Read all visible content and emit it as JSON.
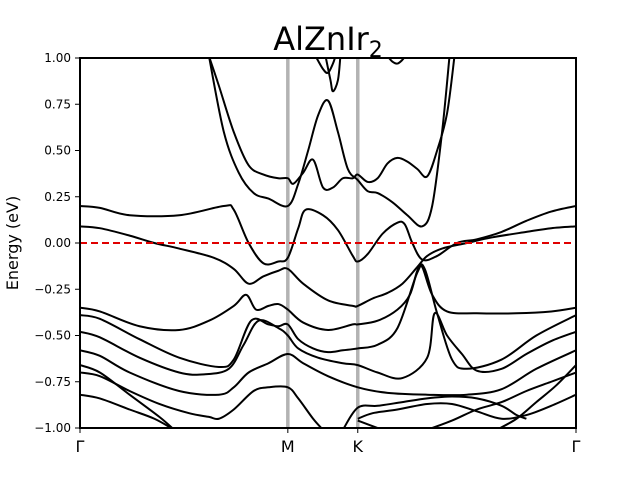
{
  "chart_data": {
    "type": "line",
    "title": "AlZnIr",
    "title_subscript": "2",
    "xlabel": "",
    "ylabel": "Energy (eV)",
    "xlim": [
      0,
      1
    ],
    "ylim": [
      -1.0,
      1.0
    ],
    "yticks": [
      1.0,
      0.75,
      0.5,
      0.25,
      0.0,
      -0.25,
      -0.5,
      -0.75,
      -1.0
    ],
    "ytick_labels": [
      "1.00",
      "0.75",
      "0.50",
      "0.25",
      "0.00",
      "−0.25",
      "−0.50",
      "−0.75",
      "−1.00"
    ],
    "kpoints": [
      {
        "label": "Γ",
        "x": 0.0
      },
      {
        "label": "M",
        "x": 0.419
      },
      {
        "label": "K",
        "x": 0.56
      },
      {
        "label": "Γ",
        "x": 1.0
      }
    ],
    "fermi_level": 0.0,
    "colors": {
      "bands": "#000000",
      "fermi": "#e00000",
      "kline": "#b3b3b3"
    },
    "series": [
      {
        "values": [
          [
            0.0,
            0.2
          ],
          [
            0.04,
            0.19
          ],
          [
            0.1,
            0.15
          ],
          [
            0.2,
            0.15
          ],
          [
            0.29,
            0.2
          ],
          [
            0.31,
            0.18
          ],
          [
            0.34,
            0.0
          ],
          [
            0.37,
            -0.11
          ],
          [
            0.4,
            -0.1
          ],
          [
            0.419,
            -0.08
          ],
          [
            0.44,
            0.08
          ],
          [
            0.455,
            0.18
          ],
          [
            0.49,
            0.15
          ],
          [
            0.52,
            0.07
          ],
          [
            0.55,
            -0.07
          ],
          [
            0.56,
            -0.1
          ],
          [
            0.58,
            -0.06
          ],
          [
            0.61,
            0.05
          ],
          [
            0.64,
            0.11
          ],
          [
            0.655,
            0.1
          ],
          [
            0.67,
            0.0
          ],
          [
            0.69,
            -0.09
          ],
          [
            0.72,
            -0.07
          ],
          [
            0.76,
            0.0
          ],
          [
            0.8,
            0.02
          ],
          [
            0.85,
            0.06
          ],
          [
            0.9,
            0.12
          ],
          [
            0.95,
            0.17
          ],
          [
            1.0,
            0.2
          ]
        ]
      },
      {
        "values": [
          [
            0.0,
            0.09
          ],
          [
            0.04,
            0.08
          ],
          [
            0.1,
            0.04
          ],
          [
            0.15,
            0.0
          ],
          [
            0.2,
            -0.03
          ],
          [
            0.27,
            -0.08
          ],
          [
            0.31,
            -0.14
          ],
          [
            0.34,
            -0.22
          ],
          [
            0.37,
            -0.18
          ],
          [
            0.4,
            -0.15
          ],
          [
            0.419,
            -0.14
          ],
          [
            0.45,
            -0.22
          ],
          [
            0.5,
            -0.31
          ],
          [
            0.55,
            -0.34
          ],
          [
            0.56,
            -0.34
          ],
          [
            0.59,
            -0.3
          ],
          [
            0.62,
            -0.27
          ],
          [
            0.65,
            -0.22
          ],
          [
            0.68,
            -0.13
          ],
          [
            0.7,
            -0.07
          ],
          [
            0.73,
            -0.03
          ],
          [
            0.78,
            0.0
          ],
          [
            0.83,
            0.03
          ],
          [
            0.9,
            0.06
          ],
          [
            0.95,
            0.08
          ],
          [
            1.0,
            0.09
          ]
        ]
      },
      {
        "values": [
          [
            0.0,
            -0.35
          ],
          [
            0.04,
            -0.37
          ],
          [
            0.12,
            -0.45
          ],
          [
            0.2,
            -0.47
          ],
          [
            0.26,
            -0.42
          ],
          [
            0.31,
            -0.34
          ],
          [
            0.335,
            -0.28
          ],
          [
            0.355,
            -0.36
          ],
          [
            0.38,
            -0.34
          ],
          [
            0.4,
            -0.33
          ],
          [
            0.419,
            -0.36
          ],
          [
            0.45,
            -0.43
          ],
          [
            0.5,
            -0.47
          ],
          [
            0.55,
            -0.44
          ],
          [
            0.56,
            -0.44
          ],
          [
            0.6,
            -0.42
          ],
          [
            0.64,
            -0.36
          ],
          [
            0.665,
            -0.28
          ],
          [
            0.68,
            -0.15
          ],
          [
            0.69,
            -0.13
          ],
          [
            0.71,
            -0.28
          ],
          [
            0.74,
            -0.37
          ],
          [
            0.8,
            -0.38
          ],
          [
            0.88,
            -0.38
          ],
          [
            0.95,
            -0.37
          ],
          [
            1.0,
            -0.35
          ]
        ]
      },
      {
        "values": [
          [
            0.0,
            -0.39
          ],
          [
            0.04,
            -0.41
          ],
          [
            0.12,
            -0.52
          ],
          [
            0.2,
            -0.62
          ],
          [
            0.28,
            -0.67
          ],
          [
            0.31,
            -0.63
          ],
          [
            0.345,
            -0.42
          ],
          [
            0.38,
            -0.44
          ],
          [
            0.4,
            -0.45
          ],
          [
            0.419,
            -0.44
          ],
          [
            0.44,
            -0.52
          ],
          [
            0.47,
            -0.57
          ],
          [
            0.5,
            -0.59
          ],
          [
            0.53,
            -0.58
          ],
          [
            0.56,
            -0.57
          ],
          [
            0.6,
            -0.55
          ],
          [
            0.64,
            -0.46
          ],
          [
            0.68,
            -0.16
          ],
          [
            0.695,
            -0.14
          ],
          [
            0.72,
            -0.38
          ],
          [
            0.75,
            -0.63
          ],
          [
            0.78,
            -0.68
          ],
          [
            0.85,
            -0.63
          ],
          [
            0.92,
            -0.5
          ],
          [
            1.0,
            -0.39
          ]
        ]
      },
      {
        "values": [
          [
            0.0,
            -0.48
          ],
          [
            0.04,
            -0.51
          ],
          [
            0.12,
            -0.62
          ],
          [
            0.2,
            -0.7
          ],
          [
            0.25,
            -0.71
          ],
          [
            0.3,
            -0.68
          ],
          [
            0.33,
            -0.55
          ],
          [
            0.36,
            -0.42
          ],
          [
            0.4,
            -0.46
          ],
          [
            0.419,
            -0.5
          ],
          [
            0.44,
            -0.57
          ],
          [
            0.48,
            -0.62
          ],
          [
            0.53,
            -0.65
          ],
          [
            0.56,
            -0.66
          ],
          [
            0.6,
            -0.7
          ],
          [
            0.65,
            -0.73
          ],
          [
            0.7,
            -0.62
          ],
          [
            0.715,
            -0.38
          ],
          [
            0.74,
            -0.5
          ],
          [
            0.77,
            -0.6
          ],
          [
            0.8,
            -0.69
          ],
          [
            0.85,
            -0.68
          ],
          [
            0.9,
            -0.6
          ],
          [
            0.95,
            -0.53
          ],
          [
            1.0,
            -0.48
          ]
        ]
      },
      {
        "values": [
          [
            0.0,
            -0.58
          ],
          [
            0.04,
            -0.61
          ],
          [
            0.1,
            -0.7
          ],
          [
            0.2,
            -0.8
          ],
          [
            0.28,
            -0.82
          ],
          [
            0.31,
            -0.78
          ],
          [
            0.34,
            -0.7
          ],
          [
            0.38,
            -0.65
          ],
          [
            0.419,
            -0.6
          ],
          [
            0.45,
            -0.65
          ],
          [
            0.5,
            -0.72
          ],
          [
            0.56,
            -0.78
          ],
          [
            0.62,
            -0.81
          ],
          [
            0.7,
            -0.82
          ],
          [
            0.78,
            -0.82
          ],
          [
            0.85,
            -0.79
          ],
          [
            0.92,
            -0.68
          ],
          [
            1.0,
            -0.58
          ]
        ]
      },
      {
        "values": [
          [
            0.0,
            -0.7
          ],
          [
            0.04,
            -0.72
          ],
          [
            0.1,
            -0.8
          ],
          [
            0.16,
            -0.87
          ],
          [
            0.22,
            -0.92
          ],
          [
            0.26,
            -0.94
          ],
          [
            0.28,
            -0.95
          ],
          [
            0.31,
            -0.9
          ],
          [
            0.35,
            -0.8
          ],
          [
            0.38,
            -0.78
          ],
          [
            0.419,
            -0.78
          ],
          [
            0.44,
            -0.84
          ],
          [
            0.47,
            -0.95
          ],
          [
            0.49,
            -1.01
          ]
        ]
      },
      {
        "values": [
          [
            0.0,
            -0.82
          ],
          [
            0.04,
            -0.84
          ],
          [
            0.1,
            -0.9
          ],
          [
            0.15,
            -0.95
          ],
          [
            0.19,
            -1.01
          ]
        ]
      },
      {
        "values": [
          [
            0.0,
            -0.66
          ],
          [
            0.04,
            -0.7
          ],
          [
            0.1,
            -0.82
          ],
          [
            0.16,
            -0.94
          ],
          [
            0.19,
            -1.01
          ]
        ]
      },
      {
        "values": [
          [
            0.53,
            -1.01
          ],
          [
            0.56,
            -0.89
          ],
          [
            0.6,
            -0.88
          ],
          [
            0.65,
            -0.86
          ],
          [
            0.7,
            -0.84
          ],
          [
            0.75,
            -0.83
          ],
          [
            0.8,
            -0.84
          ],
          [
            0.85,
            -0.88
          ],
          [
            0.88,
            -0.93
          ],
          [
            0.9,
            -0.95
          ]
        ]
      },
      {
        "values": [
          [
            0.56,
            -0.95
          ],
          [
            0.59,
            -0.92
          ],
          [
            0.64,
            -0.9
          ],
          [
            0.7,
            -0.87
          ],
          [
            0.75,
            -0.87
          ],
          [
            0.8,
            -0.91
          ],
          [
            0.85,
            -0.95
          ],
          [
            0.9,
            -0.93
          ],
          [
            0.95,
            -0.88
          ],
          [
            1.0,
            -0.82
          ]
        ]
      },
      {
        "values": [
          [
            0.56,
            -0.96
          ],
          [
            0.59,
            -0.99
          ],
          [
            0.61,
            -1.01
          ]
        ]
      },
      {
        "values": [
          [
            0.7,
            -1.01
          ],
          [
            0.75,
            -0.96
          ],
          [
            0.8,
            -0.9
          ],
          [
            0.85,
            -0.86
          ],
          [
            0.9,
            -0.8
          ],
          [
            0.95,
            -0.75
          ],
          [
            1.0,
            -0.7
          ]
        ]
      },
      {
        "values": [
          [
            0.84,
            -1.01
          ],
          [
            0.88,
            -0.95
          ],
          [
            0.92,
            -0.86
          ],
          [
            0.96,
            -0.77
          ],
          [
            1.0,
            -0.66
          ]
        ]
      },
      {
        "values": [
          [
            0.26,
            1.01
          ],
          [
            0.28,
            0.85
          ],
          [
            0.31,
            0.6
          ],
          [
            0.34,
            0.42
          ],
          [
            0.37,
            0.37
          ],
          [
            0.4,
            0.35
          ],
          [
            0.419,
            0.35
          ],
          [
            0.43,
            0.32
          ],
          [
            0.45,
            0.38
          ],
          [
            0.47,
            0.45
          ],
          [
            0.49,
            0.3
          ],
          [
            0.51,
            0.3
          ],
          [
            0.53,
            0.35
          ],
          [
            0.55,
            0.35
          ],
          [
            0.56,
            0.37
          ],
          [
            0.58,
            0.33
          ],
          [
            0.6,
            0.35
          ],
          [
            0.62,
            0.43
          ],
          [
            0.64,
            0.46
          ],
          [
            0.66,
            0.44
          ],
          [
            0.68,
            0.4
          ],
          [
            0.7,
            0.36
          ],
          [
            0.72,
            0.5
          ],
          [
            0.74,
            0.7
          ],
          [
            0.755,
            1.01
          ]
        ]
      },
      {
        "values": [
          [
            0.26,
            1.01
          ],
          [
            0.29,
            0.6
          ],
          [
            0.32,
            0.38
          ],
          [
            0.35,
            0.27
          ],
          [
            0.38,
            0.24
          ],
          [
            0.419,
            0.2
          ],
          [
            0.44,
            0.32
          ],
          [
            0.46,
            0.5
          ],
          [
            0.48,
            0.69
          ],
          [
            0.5,
            0.77
          ],
          [
            0.52,
            0.6
          ],
          [
            0.54,
            0.4
          ],
          [
            0.56,
            0.34
          ],
          [
            0.58,
            0.28
          ],
          [
            0.6,
            0.27
          ],
          [
            0.63,
            0.22
          ],
          [
            0.66,
            0.15
          ],
          [
            0.69,
            0.09
          ],
          [
            0.71,
            0.2
          ],
          [
            0.73,
            0.6
          ],
          [
            0.745,
            1.01
          ]
        ]
      },
      {
        "values": [
          [
            0.475,
            1.01
          ],
          [
            0.49,
            0.94
          ],
          [
            0.5,
            0.92
          ],
          [
            0.51,
            0.97
          ],
          [
            0.515,
            1.01
          ]
        ]
      },
      {
        "values": [
          [
            0.495,
            1.01
          ],
          [
            0.505,
            0.88
          ],
          [
            0.51,
            0.82
          ],
          [
            0.52,
            0.88
          ],
          [
            0.525,
            1.01
          ]
        ]
      },
      {
        "values": [
          [
            0.62,
            1.01
          ],
          [
            0.63,
            0.98
          ],
          [
            0.64,
            0.97
          ],
          [
            0.65,
            0.99
          ],
          [
            0.655,
            1.01
          ]
        ]
      }
    ]
  }
}
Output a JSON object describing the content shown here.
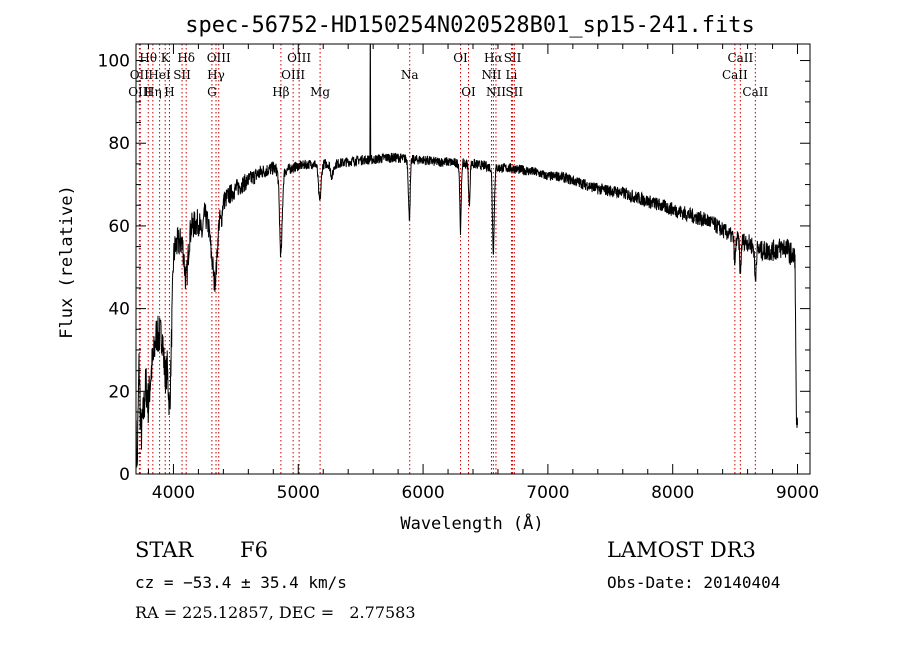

STATED EXERCISE: From the listing, copy each line containing the word "content".

RESULT OF THE TASK:
Read all visible content and emit it as JSON.
Output a JSON object describing the content shown here.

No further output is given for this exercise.